• _Collection entries_:
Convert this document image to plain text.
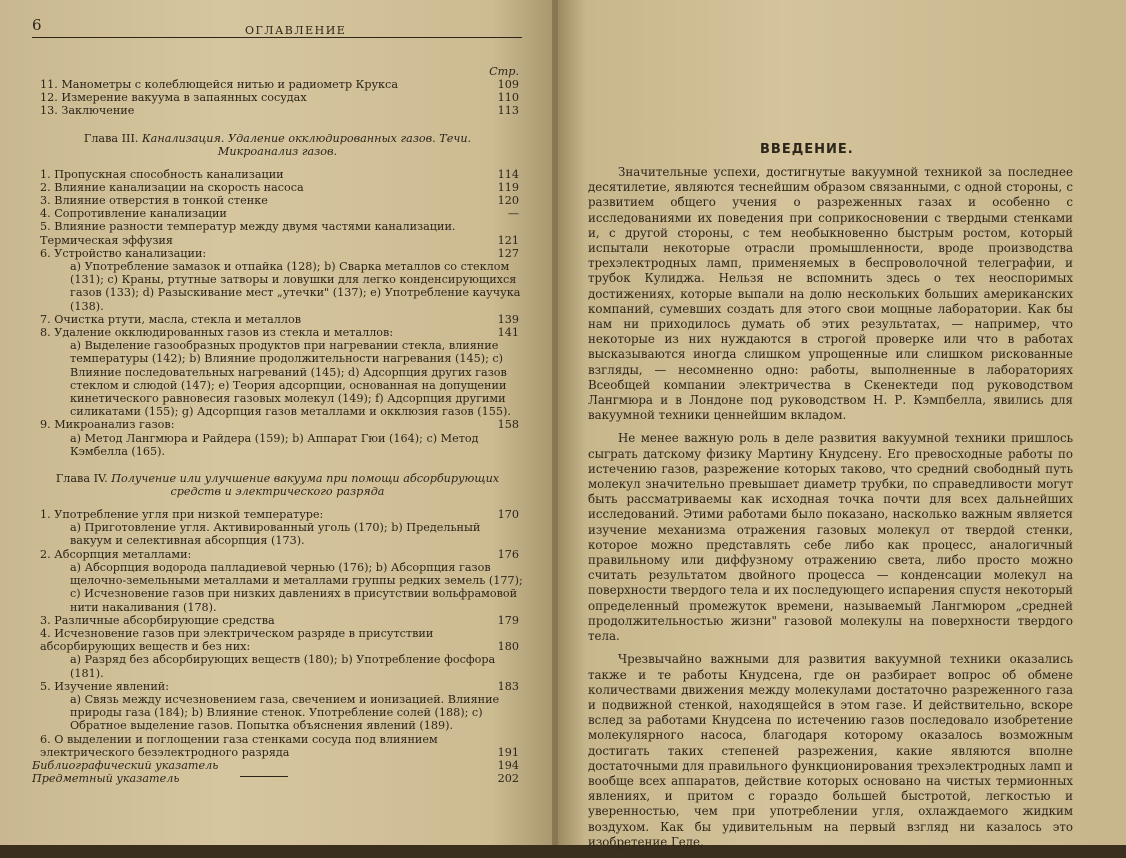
6	ОГЛАВЛЕНИЕ
Стр.
11. Манометры с колеблющейся нитью и радиометр Крукса	109
12. Измерение вакуума в запаянных сосудах	110
13. Заключение	113
Глава III. Канализация. Удаление окклюдированных газов. Течи. Микроанализ газов.
1. Пропускная способность канализации	114
2. Влияние канализации на скорость насоса	119
3. Влияние отверстия в тонкой стенке	120
4. Сопротивление канализации	—
5. Влияние разности температур между двумя частями канализации. Термическая эффузия	121
6. Устройство канализации:	127
a) Употребление замазок и отпайка (128); b) Сварка металлов со стеклом (131); c) Краны, ртутные затворы и ловушки для легко конденсирующихся газов (133); d) Разыскивание мест „утечки" (137); e) Употребление каучука (138).
7. Очистка ртути, масла, стекла и металлов	139
8. Удаление окклюдированных газов из стекла и металлов:	141
a) Выделение газообразных продуктов при нагревании стекла, влияние температуры (142); b) Влияние продолжительности нагревания (145); c) Влияние последовательных нагреваний (145); d) Адсорпция других газов стеклом и слюдой (147); e) Теория адсорпции, основанная на допущении кинетического равновесия газовых молекул (149); f) Адсорпция другими силикатами (155); g) Адсорпция газов металлами и окклюзия газов (155).
9. Микроанализ газов:	158
a) Метод Лангмюра и Райдера (159); b) Аппарат Гюи (164); c) Метод Кэмбелла (165).
Глава IV. Получение или улучшение вакуума при помощи абсорбирующих средств и электрического разряда
1. Употребление угля при низкой температуре:	170
a) Приготовление угля. Активированный уголь (170); b) Предельный вакуум и селективная абсорпция (173).
2. Абсорпция металлами:	176
a) Абсорпция водорода палладиевой чернью (176); b) Абсорпция газов щелочно-земельными металлами и металлами группы редких земель (177); c) Исчезновение газов при низких давлениях в присутствии вольфрамовой нити накаливания (178).
3. Различные абсорбирующие средства	179
4. Исчезновение газов при электрическом разряде в присутствии абсорбирующих веществ и без них:	180
a) Разряд без абсорбирующих веществ (180); b) Употребление фосфора (181).
5. Изучение явлений:	183
a) Связь между исчезновением газа, свечением и ионизацией. Влияние природы газа (184); b) Влияние стенок. Употребление солей (188); c) Обратное выделение газов. Попытка объяснения явлений (189).
6. О выделении и поглощении газа стенками сосуда под влиянием электрического безэлектродного разряда	191
Библиографический указатель	194
Предметный указатель	202
ВВЕДЕНИЕ.

Значительные успехи, достигнутые вакуумной техникой за последнее десятилетие, являются теснейшим образом связанными, с одной стороны, с развитием общего учения о разреженных газах и особенно с исследованиями их поведения при соприкосновении с твердыми стенками и, с другой стороны, с тем необыкновенно быстрым ростом, который испытали некоторые отрасли промышленности, вроде производства трехэлектродных ламп, применяемых в беспроволочной телеграфии, и трубок Кулиджа. Нельзя не вспомнить здесь о тех неоспоримых достижениях, которые выпали на долю нескольких больших американских компаний, сумевших создать для этого свои мощные лаборатории. Как бы нам ни приходилось думать об этих результатах, — например, что некоторые из них нуждаются в строгой проверке или что в работах высказываются иногда слишком упрощенные или слишком рискованные взгляды, — несомненно одно: работы, выполненные в лабораториях Всеобщей компании электричества в Скенектеди под руководством Лангмюра и в Лондоне под руководством Н. Р. Кэмпбелла, явились для вакуумной техники ценнейшим вкладом.

Не менее важную роль в деле развития вакуумной техники пришлось сыграть датскому физику Мартину Кнудсену. Его превосходные работы по истечению газов, разрежение которых таково, что средний свободный путь молекул значительно превышает диаметр трубки, по справедливости могут быть рассматриваемы как исходная точка почти для всех дальнейших исследований. Этими работами было показано, насколько важным является изучение механизма отражения газовых молекул от твердой стенки, которое можно представлять себе либо как процесс, аналогичный правильному или диффузному отражению света, либо просто можно считать результатом двойного процесса — конденсации молекул на поверхности твердого тела и их последующего испарения спустя некоторый определенный промежуток времени, называемый Лангмюром „средней продолжительностью жизни" газовой молекулы на поверхности твердого тела.

Чрезвычайно важными для развития вакуумной техники оказались также и те работы Кнудсена, где он разбирает вопрос об обмене количествами движения между молекулами достаточно разреженного газа и подвижной стенкой, находящейся в этом газе. И действительно, вскоре вслед за работами Кнудсена по истечению газов последовало изобретение молекулярного насоса, благодаря которому оказалось возможным достигать таких степеней разрежения, какие являются вполне достаточными для правильного функционирования трехэлектродных ламп и вообще всех аппаратов, действие которых основано на чистых термионных явлениях, и притом с гораздо большей быстротой, легкостью и уверенностью, чем при употреблении угля, охлаждаемого жидким воздухом. Как бы удивительным на первый взгляд ни казалось это изобретение Геде,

• _Problem details_: Repeat the records above verbatim, with no pictures in the result.

• _Right answer_:
Convert this document image to plain text.
6	ОГЛАВЛЕНИЕ
Стр.
11. Манометры с колеблющейся нитью и радиометр Крукса	109
12. Измерение вакуума в запаянных сосудах	110
13. Заключение	113
Глава III. Канализация. Удаление окклюдированных газов. Течи. Микроанализ газов.
1. Пропускная способность канализации	114
2. Влияние канализации на скорость насоса	119
3. Влияние отверстия в тонкой стенке	120
4. Сопротивление канализации	—
5. Влияние разности температур между двумя частями канализации. Термическая эффузия	121
6. Устройство канализации:	127
a) Употребление замазок и отпайка (128); b) Сварка металлов со стеклом (131); c) Краны, ртутные затворы и ловушки для легко конденсирующихся газов (133); d) Разыскивание мест „утечки" (137); e) Употребление каучука (138).
7. Очистка ртути, масла, стекла и металлов	139
8. Удаление окклюдированных газов из стекла и металлов:	141
a) Выделение газообразных продуктов при нагревании стекла, влияние температуры (142); b) Влияние продолжительности нагревания (145); c) Влияние последовательных нагреваний (145); d) Адсорпция других газов стеклом и слюдой (147); e) Теория адсорпции, основанная на допущении кинетического равновесия газовых молекул (149); f) Адсорпция другими силикатами (155); g) Адсорпция газов металлами и окклюзия газов (155).
9. Микроанализ газов:	158
a) Метод Лангмюра и Райдера (159); b) Аппарат Гюи (164); c) Метод Кэмбелла (165).
Глава IV. Получение или улучшение вакуума при помощи абсорбирующих средств и электрического разряда
1. Употребление угля при низкой температуре:	170
a) Приготовление угля. Активированный уголь (170); b) Предельный вакуум и селективная абсорпция (173).
2. Абсорпция металлами:	176
a) Абсорпция водорода палладиевой чернью (176); b) Абсорпция газов щелочно-земельными металлами и металлами группы редких земель (177); c) Исчезновение газов при низких давлениях в присутствии вольфрамовой нити накаливания (178).
3. Различные абсорбирующие средства	179
4. Исчезновение газов при электрическом разряде в присутствии абсорбирующих веществ и без них:	180
a) Разряд без абсорбирующих веществ (180); b) Употребление фосфора (181).
5. Изучение явлений:	183
a) Связь между исчезновением газа, свечением и ионизацией. Влияние природы газа (184); b) Влияние стенок. Употребление солей (188); c) Обратное выделение газов. Попытка объяснения явлений (189).
6. О выделении и поглощении газа стенками сосуда под влиянием электрического безэлектродного разряда	191
Библиографический указатель	194
Предметный указатель	202
ВВЕДЕНИЕ.

Значительные успехи, достигнутые вакуумной техникой за последнее десятилетие, являются теснейшим образом связанными, с одной стороны, с развитием общего учения о разреженных газах и особенно с исследованиями их поведения при соприкосновении с твердыми стенками и, с другой стороны, с тем необыкновенно быстрым ростом, который испытали некоторые отрасли промышленности, вроде производства трехэлектродных ламп, применяемых в беспроволочной телеграфии, и трубок Кулиджа. Нельзя не вспомнить здесь о тех неоспоримых достижениях, которые выпали на долю нескольких больших американских компаний, сумевших создать для этого свои мощные лаборатории. Как бы нам ни приходилось думать об этих результатах, — например, что некоторые из них нуждаются в строгой проверке или что в работах высказываются иногда слишком упрощенные или слишком рискованные взгляды, — несомненно одно: работы, выполненные в лабораториях Всеобщей компании электричества в Скенектеди под руководством Лангмюра и в Лондоне под руководством Н. Р. Кэмпбелла, явились для вакуумной техники ценнейшим вкладом.

Не менее важную роль в деле развития вакуумной техники пришлось сыграть датскому физику Мартину Кнудсену. Его превосходные работы по истечению газов, разрежение которых таково, что средний свободный путь молекул значительно превышает диаметр трубки, по справедливости могут быть рассматриваемы как исходная точка почти для всех дальнейших исследований. Этими работами было показано, насколько важным является изучение механизма отражения газовых молекул от твердой стенки, которое можно представлять себе либо как процесс, аналогичный правильному или диффузному отражению света, либо просто можно считать результатом двойного процесса — конденсации молекул на поверхности твердого тела и их последующего испарения спустя некоторый определенный промежуток времени, называемый Лангмюром „средней продолжительностью жизни" газовой молекулы на поверхности твердого тела.

Чрезвычайно важными для развития вакуумной техники оказались также и те работы Кнудсена, где он разбирает вопрос об обмене количествами движения между молекулами достаточно разреженного газа и подвижной стенкой, находящейся в этом газе. И действительно, вскоре вслед за работами Кнудсена по истечению газов последовало изобретение молекулярного насоса, благодаря которому оказалось возможным достигать таких степеней разрежения, какие являются вполне достаточными для правильного функционирования трехэлектродных ламп и вообще всех аппаратов, действие которых основано на чистых термионных явлениях, и притом с гораздо большей быстротой, легкостью и уверенностью, чем при употреблении угля, охлаждаемого жидким воздухом. Как бы удивительным на первый взгляд ни казалось это изобретение Геде,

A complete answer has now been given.